## Required work:
Return every record verbatim.

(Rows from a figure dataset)
------------------------------------

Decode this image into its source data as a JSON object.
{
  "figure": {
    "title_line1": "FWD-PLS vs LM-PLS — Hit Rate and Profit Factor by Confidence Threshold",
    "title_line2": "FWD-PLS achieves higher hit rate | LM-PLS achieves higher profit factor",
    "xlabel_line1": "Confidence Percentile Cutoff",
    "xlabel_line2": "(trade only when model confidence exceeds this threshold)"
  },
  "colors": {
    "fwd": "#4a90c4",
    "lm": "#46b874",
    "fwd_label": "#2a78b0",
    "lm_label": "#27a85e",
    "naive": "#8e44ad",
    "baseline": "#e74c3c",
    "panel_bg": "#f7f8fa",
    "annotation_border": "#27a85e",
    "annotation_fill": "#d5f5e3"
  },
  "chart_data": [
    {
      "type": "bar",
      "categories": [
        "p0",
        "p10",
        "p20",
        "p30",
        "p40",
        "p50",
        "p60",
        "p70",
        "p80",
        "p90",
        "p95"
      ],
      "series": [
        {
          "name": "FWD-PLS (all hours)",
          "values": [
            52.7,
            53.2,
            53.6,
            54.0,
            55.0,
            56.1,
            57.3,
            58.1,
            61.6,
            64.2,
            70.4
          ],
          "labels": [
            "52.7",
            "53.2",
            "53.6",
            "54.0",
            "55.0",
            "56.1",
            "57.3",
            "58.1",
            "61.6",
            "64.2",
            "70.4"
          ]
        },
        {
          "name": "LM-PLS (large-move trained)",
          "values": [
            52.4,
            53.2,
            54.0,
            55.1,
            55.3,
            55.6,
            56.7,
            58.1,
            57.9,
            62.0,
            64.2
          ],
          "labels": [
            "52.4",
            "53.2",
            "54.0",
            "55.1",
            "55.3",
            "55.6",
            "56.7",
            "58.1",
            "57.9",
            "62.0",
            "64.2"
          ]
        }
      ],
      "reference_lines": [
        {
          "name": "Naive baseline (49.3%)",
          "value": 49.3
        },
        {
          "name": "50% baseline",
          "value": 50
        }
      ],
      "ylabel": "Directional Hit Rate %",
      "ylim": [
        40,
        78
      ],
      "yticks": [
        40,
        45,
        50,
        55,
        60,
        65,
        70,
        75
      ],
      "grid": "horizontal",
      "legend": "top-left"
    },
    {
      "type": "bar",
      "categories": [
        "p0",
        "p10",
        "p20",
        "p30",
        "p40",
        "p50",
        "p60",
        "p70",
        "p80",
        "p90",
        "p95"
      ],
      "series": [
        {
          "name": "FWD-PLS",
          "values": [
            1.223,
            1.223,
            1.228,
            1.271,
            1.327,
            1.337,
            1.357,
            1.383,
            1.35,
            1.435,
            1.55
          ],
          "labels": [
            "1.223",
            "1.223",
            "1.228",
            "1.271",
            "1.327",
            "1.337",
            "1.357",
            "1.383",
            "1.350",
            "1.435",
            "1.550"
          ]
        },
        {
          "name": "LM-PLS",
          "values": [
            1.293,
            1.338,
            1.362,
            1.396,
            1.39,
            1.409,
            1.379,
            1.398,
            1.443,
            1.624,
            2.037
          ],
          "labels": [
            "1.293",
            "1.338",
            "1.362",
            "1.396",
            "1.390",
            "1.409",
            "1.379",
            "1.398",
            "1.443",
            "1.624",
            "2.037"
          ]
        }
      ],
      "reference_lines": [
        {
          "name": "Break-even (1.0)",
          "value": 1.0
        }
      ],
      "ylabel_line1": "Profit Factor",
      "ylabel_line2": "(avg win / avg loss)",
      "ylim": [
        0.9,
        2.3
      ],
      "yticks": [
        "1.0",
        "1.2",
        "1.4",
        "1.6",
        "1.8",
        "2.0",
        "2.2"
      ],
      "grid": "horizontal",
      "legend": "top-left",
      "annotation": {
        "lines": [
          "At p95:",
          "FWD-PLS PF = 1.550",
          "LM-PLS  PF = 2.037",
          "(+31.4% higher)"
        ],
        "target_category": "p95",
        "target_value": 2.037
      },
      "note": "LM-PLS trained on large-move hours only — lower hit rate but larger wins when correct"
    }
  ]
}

------------------------------------

## Result below:
Decode this image into its source data as a JSON object.
{
  "figure": {
    "title_line1": "FWD-PLS vs LM-PLS — Hit Rate and Profit Factor by Confidence Threshold",
    "title_line2": "FWD-PLS achieves higher hit rate | LM-PLS achieves higher profit factor",
    "xlabel_line1": "Confidence Percentile Cutoff",
    "xlabel_line2": "(trade only when model confidence exceeds this threshold)"
  },
  "colors": {
    "fwd": "#4a90c4",
    "lm": "#46b874",
    "fwd_label": "#2a78b0",
    "lm_label": "#27a85e",
    "naive": "#8e44ad",
    "baseline": "#e74c3c",
    "panel_bg": "#f7f8fa",
    "annotation_border": "#27a85e",
    "annotation_fill": "#d5f5e3"
  },
  "chart_data": [
    {
      "type": "bar",
      "categories": [
        "p0",
        "p10",
        "p20",
        "p30",
        "p40",
        "p50",
        "p60",
        "p70",
        "p80",
        "p90",
        "p95"
      ],
      "series": [
        {
          "name": "FWD-PLS (all hours)",
          "values": [
            52.7,
            53.2,
            53.6,
            54.0,
            55.0,
            56.1,
            57.3,
            58.1,
            61.6,
            64.2,
            70.4
          ],
          "labels": [
            "52.7",
            "53.2",
            "53.6",
            "54.0",
            "55.0",
            "56.1",
            "57.3",
            "58.1",
            "61.6",
            "64.2",
            "70.4"
          ]
        },
        {
          "name": "LM-PLS (large-move trained)",
          "values": [
            52.4,
            53.2,
            54.0,
            55.1,
            55.3,
            55.6,
            56.7,
            58.1,
            57.9,
            62.0,
            64.2
          ],
          "labels": [
            "52.4",
            "53.2",
            "54.0",
            "55.1",
            "55.3",
            "55.6",
            "56.7",
            "58.1",
            "57.9",
            "62.0",
            "64.2"
          ]
        }
      ],
      "reference_lines": [
        {
          "name": "Naive baseline (49.3%)",
          "value": 49.3
        },
        {
          "name": "50% baseline",
          "value": 50
        }
      ],
      "ylabel": "Directional Hit Rate %",
      "ylim": [
        40,
        78
      ],
      "yticks": [
        40,
        45,
        50,
        55,
        60,
        65,
        70,
        75
      ],
      "grid": "horizontal",
      "legend": "top-left"
    },
    {
      "type": "bar",
      "categories": [
        "p0",
        "p10",
        "p20",
        "p30",
        "p40",
        "p50",
        "p60",
        "p70",
        "p80",
        "p90",
        "p95"
      ],
      "series": [
        {
          "name": "FWD-PLS",
          "values": [
            1.223,
            1.223,
            1.228,
            1.271,
            1.327,
            1.337,
            1.357,
            1.383,
            1.35,
            1.435,
            1.55
          ],
          "labels": [
            "1.223",
            "1.223",
            "1.228",
            "1.271",
            "1.327",
            "1.337",
            "1.357",
            "1.383",
            "1.350",
            "1.435",
            "1.550"
          ]
        },
        {
          "name": "LM-PLS",
          "values": [
            1.293,
            1.338,
            1.362,
            1.396,
            1.39,
            1.409,
            1.379,
            1.398,
            1.443,
            1.624,
            2.037
          ],
          "labels": [
            "1.293",
            "1.338",
            "1.362",
            "1.396",
            "1.390",
            "1.409",
            "1.379",
            "1.398",
            "1.443",
            "1.624",
            "2.037"
          ]
        }
      ],
      "reference_lines": [
        {
          "name": "Break-even (1.0)",
          "value": 1.0
        }
      ],
      "ylabel_line1": "Profit Factor",
      "ylabel_line2": "(avg win / avg loss)",
      "ylim": [
        0.9,
        2.3
      ],
      "yticks": [
        "1.0",
        "1.2",
        "1.4",
        "1.6",
        "1.8",
        "2.0",
        "2.2"
      ],
      "grid": "horizontal",
      "legend": "top-left",
      "annotation": {
        "lines": [
          "At p95:",
          "FWD-PLS PF = 1.550",
          "LM-PLS  PF = 2.037",
          "(+31.4% higher)"
        ],
        "target_category": "p95",
        "target_value": 2.037
      },
      "note": "LM-PLS trained on large-move hours only — lower hit rate but larger wins when correct"
    }
  ]
}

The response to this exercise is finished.